▶ _Supplied material_:
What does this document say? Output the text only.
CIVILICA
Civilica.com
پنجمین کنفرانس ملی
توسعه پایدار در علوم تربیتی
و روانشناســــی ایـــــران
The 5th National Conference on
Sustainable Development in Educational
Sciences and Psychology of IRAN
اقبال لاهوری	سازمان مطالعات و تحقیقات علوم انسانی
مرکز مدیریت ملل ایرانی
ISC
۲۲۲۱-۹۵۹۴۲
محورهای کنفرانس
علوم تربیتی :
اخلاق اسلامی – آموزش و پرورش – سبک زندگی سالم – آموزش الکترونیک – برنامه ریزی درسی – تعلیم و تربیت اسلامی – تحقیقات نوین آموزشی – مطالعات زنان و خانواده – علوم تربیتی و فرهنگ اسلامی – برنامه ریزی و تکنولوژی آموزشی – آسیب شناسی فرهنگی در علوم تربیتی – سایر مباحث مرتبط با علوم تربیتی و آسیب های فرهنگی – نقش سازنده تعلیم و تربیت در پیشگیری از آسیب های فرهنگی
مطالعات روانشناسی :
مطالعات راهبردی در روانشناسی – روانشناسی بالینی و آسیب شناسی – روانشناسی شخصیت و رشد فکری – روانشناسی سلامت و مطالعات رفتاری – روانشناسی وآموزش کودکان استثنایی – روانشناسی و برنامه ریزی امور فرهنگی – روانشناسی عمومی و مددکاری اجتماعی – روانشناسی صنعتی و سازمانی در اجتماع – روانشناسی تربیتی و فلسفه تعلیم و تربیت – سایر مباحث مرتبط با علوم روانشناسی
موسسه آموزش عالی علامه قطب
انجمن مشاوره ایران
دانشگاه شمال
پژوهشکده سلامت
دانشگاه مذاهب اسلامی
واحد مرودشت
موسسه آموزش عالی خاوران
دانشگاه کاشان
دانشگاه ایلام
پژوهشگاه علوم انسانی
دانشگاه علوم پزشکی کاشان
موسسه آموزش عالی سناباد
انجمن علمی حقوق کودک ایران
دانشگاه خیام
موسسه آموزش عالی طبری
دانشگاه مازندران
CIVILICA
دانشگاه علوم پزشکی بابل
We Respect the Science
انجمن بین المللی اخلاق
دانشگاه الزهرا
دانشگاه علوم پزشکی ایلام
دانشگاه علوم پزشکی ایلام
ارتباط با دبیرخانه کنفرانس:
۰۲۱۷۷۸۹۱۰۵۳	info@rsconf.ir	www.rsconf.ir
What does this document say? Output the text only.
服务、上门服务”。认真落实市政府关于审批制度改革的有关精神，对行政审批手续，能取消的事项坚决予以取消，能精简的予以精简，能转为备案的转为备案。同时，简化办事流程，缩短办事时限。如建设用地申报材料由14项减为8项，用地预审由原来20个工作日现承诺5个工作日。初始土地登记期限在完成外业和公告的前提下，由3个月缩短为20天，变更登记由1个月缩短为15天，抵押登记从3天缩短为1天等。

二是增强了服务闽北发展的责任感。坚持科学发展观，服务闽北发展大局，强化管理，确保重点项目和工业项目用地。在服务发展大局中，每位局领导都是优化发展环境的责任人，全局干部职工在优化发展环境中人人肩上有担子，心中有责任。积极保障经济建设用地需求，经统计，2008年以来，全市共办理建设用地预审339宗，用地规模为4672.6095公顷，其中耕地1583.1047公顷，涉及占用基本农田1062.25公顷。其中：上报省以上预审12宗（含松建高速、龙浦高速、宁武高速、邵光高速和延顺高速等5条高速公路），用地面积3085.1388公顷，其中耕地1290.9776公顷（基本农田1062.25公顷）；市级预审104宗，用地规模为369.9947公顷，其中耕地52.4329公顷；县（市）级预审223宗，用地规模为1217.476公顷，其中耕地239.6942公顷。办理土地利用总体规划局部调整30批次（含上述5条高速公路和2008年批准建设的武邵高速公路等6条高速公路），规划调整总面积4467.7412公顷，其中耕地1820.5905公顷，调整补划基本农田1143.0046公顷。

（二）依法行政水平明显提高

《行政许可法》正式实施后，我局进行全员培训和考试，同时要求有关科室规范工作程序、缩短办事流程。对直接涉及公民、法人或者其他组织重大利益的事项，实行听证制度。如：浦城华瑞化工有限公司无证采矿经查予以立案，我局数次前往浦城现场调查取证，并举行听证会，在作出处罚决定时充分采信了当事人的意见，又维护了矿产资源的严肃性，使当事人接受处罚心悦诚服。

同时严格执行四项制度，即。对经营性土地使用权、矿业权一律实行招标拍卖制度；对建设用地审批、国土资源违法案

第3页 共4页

▶ _Written problem_:
Identify the lines of the data that contain the word "عالی". Copy each of them.

▶ _Answer for this exercise_:
موسسه آموزش عالی علامه قطب
موسسه آموزش عالی خاوران
موسسه آموزش عالی سناباد
موسسه آموزش عالی طبری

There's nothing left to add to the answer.